**Requirement:** Spot each line in the records below where the word "Output" occurs, then copy it.

**Data to process:**
--

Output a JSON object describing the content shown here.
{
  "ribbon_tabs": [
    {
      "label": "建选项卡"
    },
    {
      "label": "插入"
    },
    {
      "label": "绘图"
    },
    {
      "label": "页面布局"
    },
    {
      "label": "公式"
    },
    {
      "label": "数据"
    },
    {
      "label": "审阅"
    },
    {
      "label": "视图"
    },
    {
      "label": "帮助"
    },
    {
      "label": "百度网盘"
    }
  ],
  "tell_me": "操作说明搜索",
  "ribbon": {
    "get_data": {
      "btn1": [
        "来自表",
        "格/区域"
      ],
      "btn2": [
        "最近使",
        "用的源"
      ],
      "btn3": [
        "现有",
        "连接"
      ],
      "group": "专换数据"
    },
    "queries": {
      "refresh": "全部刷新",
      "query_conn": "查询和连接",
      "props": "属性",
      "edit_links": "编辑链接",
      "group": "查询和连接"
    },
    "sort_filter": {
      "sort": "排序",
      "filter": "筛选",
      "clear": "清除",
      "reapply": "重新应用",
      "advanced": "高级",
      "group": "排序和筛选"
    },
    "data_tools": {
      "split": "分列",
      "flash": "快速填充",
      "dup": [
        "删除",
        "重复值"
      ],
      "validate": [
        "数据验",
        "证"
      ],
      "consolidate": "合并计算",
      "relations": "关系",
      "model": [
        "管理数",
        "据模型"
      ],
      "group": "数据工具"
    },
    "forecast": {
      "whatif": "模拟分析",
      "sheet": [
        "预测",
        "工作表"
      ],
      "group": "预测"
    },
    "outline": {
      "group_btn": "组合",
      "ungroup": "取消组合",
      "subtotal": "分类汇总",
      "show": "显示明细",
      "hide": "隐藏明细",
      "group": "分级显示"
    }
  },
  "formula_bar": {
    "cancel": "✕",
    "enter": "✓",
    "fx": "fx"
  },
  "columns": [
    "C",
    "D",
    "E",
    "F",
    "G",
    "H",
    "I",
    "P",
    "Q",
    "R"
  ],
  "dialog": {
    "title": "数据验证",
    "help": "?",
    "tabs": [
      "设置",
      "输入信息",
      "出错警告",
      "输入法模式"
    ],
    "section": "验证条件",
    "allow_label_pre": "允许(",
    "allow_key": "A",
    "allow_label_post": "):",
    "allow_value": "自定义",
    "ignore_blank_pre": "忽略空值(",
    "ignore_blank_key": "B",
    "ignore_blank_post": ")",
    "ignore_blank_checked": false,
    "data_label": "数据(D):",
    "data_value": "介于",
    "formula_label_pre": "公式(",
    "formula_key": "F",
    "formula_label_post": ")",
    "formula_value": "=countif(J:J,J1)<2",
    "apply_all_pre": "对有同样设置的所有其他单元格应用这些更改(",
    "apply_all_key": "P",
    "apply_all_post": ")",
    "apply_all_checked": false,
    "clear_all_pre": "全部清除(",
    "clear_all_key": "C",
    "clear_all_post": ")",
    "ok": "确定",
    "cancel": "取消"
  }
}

--

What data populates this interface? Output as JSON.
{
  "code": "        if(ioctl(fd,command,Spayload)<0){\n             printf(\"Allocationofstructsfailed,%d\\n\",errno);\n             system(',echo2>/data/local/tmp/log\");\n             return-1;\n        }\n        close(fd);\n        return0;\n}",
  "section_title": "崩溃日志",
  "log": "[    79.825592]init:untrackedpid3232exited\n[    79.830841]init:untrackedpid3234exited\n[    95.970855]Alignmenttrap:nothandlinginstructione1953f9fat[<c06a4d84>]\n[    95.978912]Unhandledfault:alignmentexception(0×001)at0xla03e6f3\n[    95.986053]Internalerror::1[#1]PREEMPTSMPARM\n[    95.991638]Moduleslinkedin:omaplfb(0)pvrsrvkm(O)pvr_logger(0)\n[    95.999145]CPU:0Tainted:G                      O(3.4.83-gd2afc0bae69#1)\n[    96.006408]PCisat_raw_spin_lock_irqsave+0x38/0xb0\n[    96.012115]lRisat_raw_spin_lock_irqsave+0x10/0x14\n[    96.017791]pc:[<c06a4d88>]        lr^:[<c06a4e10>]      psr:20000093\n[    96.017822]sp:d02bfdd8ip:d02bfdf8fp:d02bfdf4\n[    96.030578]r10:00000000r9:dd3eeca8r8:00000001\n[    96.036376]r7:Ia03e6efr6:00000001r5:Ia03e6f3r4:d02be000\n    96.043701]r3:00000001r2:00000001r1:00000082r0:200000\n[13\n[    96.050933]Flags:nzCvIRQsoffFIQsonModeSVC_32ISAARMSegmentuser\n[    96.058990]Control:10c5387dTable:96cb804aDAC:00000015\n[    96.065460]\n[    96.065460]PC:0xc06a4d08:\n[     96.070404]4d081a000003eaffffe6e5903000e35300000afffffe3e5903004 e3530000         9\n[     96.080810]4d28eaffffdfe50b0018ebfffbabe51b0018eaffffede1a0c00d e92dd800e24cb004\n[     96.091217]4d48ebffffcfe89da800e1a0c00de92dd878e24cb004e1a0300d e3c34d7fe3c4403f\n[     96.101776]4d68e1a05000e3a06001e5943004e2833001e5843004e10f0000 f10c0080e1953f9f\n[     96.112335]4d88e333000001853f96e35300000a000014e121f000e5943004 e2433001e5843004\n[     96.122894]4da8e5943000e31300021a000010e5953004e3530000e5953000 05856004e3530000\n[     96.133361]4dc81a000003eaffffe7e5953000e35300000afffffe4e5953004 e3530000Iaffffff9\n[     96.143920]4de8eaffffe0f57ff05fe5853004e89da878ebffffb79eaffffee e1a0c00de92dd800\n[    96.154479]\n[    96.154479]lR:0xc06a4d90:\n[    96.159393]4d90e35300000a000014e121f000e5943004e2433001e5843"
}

--

**Response:**
Output a JSON object describing the content shown here.
What data populates this interface? Output as JSON.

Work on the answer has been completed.